#### [WRITTEN INSTRUCTION]
Find each line in the following listing that has the string "atribuição", then state the count and nothing else.
* BEGIN DATA SUPPLIED *
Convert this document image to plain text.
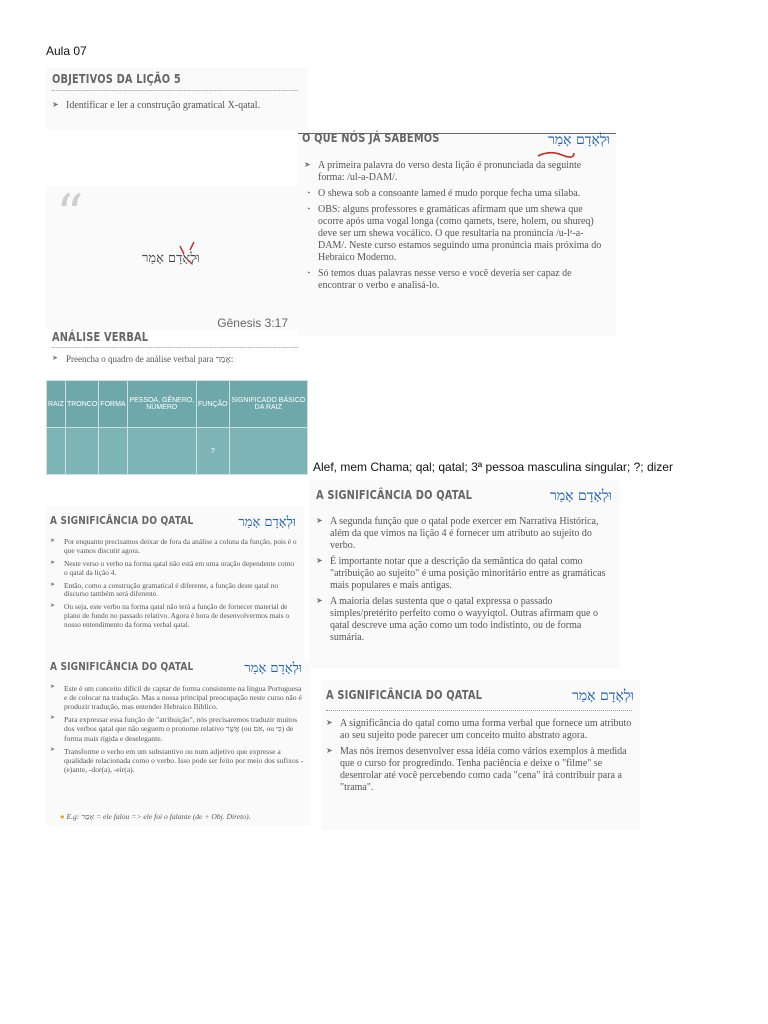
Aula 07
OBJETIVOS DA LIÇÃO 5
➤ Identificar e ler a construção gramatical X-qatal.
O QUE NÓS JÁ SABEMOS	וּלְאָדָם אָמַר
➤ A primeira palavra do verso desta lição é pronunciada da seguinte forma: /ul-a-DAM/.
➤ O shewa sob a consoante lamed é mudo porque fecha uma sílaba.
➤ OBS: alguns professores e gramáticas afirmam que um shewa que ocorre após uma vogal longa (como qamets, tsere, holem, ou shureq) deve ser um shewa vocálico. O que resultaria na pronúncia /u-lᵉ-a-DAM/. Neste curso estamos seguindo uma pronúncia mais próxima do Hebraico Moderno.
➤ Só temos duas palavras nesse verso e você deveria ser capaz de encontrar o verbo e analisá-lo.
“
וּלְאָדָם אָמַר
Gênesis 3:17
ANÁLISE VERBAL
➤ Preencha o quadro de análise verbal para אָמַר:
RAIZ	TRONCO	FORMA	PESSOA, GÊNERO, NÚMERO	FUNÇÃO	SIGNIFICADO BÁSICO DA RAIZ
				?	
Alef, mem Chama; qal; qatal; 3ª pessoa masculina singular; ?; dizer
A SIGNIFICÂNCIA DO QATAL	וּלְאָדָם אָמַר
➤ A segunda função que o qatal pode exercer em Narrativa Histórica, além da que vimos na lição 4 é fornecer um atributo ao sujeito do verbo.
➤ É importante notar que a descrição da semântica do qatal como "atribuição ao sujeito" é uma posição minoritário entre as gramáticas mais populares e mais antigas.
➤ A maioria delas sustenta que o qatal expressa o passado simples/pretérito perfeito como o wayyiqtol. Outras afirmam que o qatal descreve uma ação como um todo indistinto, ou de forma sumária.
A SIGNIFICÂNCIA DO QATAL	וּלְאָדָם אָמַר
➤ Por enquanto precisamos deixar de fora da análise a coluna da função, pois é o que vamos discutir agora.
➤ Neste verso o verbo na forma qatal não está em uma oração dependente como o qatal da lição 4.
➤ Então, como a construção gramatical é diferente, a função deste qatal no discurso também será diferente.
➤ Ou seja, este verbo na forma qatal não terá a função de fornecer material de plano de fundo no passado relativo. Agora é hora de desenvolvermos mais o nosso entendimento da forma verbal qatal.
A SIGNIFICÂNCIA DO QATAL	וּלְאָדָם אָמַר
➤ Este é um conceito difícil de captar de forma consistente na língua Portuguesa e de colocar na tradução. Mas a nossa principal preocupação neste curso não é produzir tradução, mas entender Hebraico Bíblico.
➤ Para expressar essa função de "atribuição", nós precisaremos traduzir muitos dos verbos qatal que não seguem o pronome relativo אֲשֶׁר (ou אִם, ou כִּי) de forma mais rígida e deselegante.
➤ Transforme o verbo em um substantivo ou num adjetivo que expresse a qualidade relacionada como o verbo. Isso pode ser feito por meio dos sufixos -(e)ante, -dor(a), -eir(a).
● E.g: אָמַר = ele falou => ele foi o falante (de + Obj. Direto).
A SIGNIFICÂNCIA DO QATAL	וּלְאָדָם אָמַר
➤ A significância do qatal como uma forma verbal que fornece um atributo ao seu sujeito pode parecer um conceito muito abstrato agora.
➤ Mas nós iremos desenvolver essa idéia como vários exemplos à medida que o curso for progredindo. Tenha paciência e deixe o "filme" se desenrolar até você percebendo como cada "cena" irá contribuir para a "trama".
* END DATA SUPPLIED *
* BEGIN DATA SUPPLIED *
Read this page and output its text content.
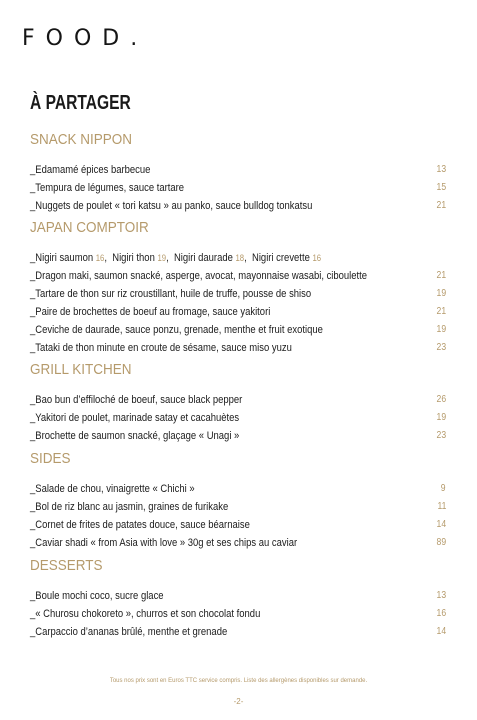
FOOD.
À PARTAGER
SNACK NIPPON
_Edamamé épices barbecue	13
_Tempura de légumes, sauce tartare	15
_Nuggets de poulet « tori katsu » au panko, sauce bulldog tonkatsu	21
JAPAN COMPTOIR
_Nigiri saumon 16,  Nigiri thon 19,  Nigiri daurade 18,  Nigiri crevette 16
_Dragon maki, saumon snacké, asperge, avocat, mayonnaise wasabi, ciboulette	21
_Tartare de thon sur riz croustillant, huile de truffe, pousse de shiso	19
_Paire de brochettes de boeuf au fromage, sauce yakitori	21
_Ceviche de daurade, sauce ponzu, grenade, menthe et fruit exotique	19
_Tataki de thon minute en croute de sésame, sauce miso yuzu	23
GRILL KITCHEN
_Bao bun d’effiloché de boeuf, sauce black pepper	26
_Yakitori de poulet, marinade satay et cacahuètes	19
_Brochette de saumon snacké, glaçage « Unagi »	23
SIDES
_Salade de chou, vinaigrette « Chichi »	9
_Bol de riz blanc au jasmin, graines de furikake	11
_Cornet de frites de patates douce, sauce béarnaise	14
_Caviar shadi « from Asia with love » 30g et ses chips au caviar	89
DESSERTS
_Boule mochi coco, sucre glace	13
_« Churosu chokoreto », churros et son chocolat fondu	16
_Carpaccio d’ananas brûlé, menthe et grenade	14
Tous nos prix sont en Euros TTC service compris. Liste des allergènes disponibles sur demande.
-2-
* END DATA SUPPLIED *
#### [SOLUTION TO THIS PROBLEM]
2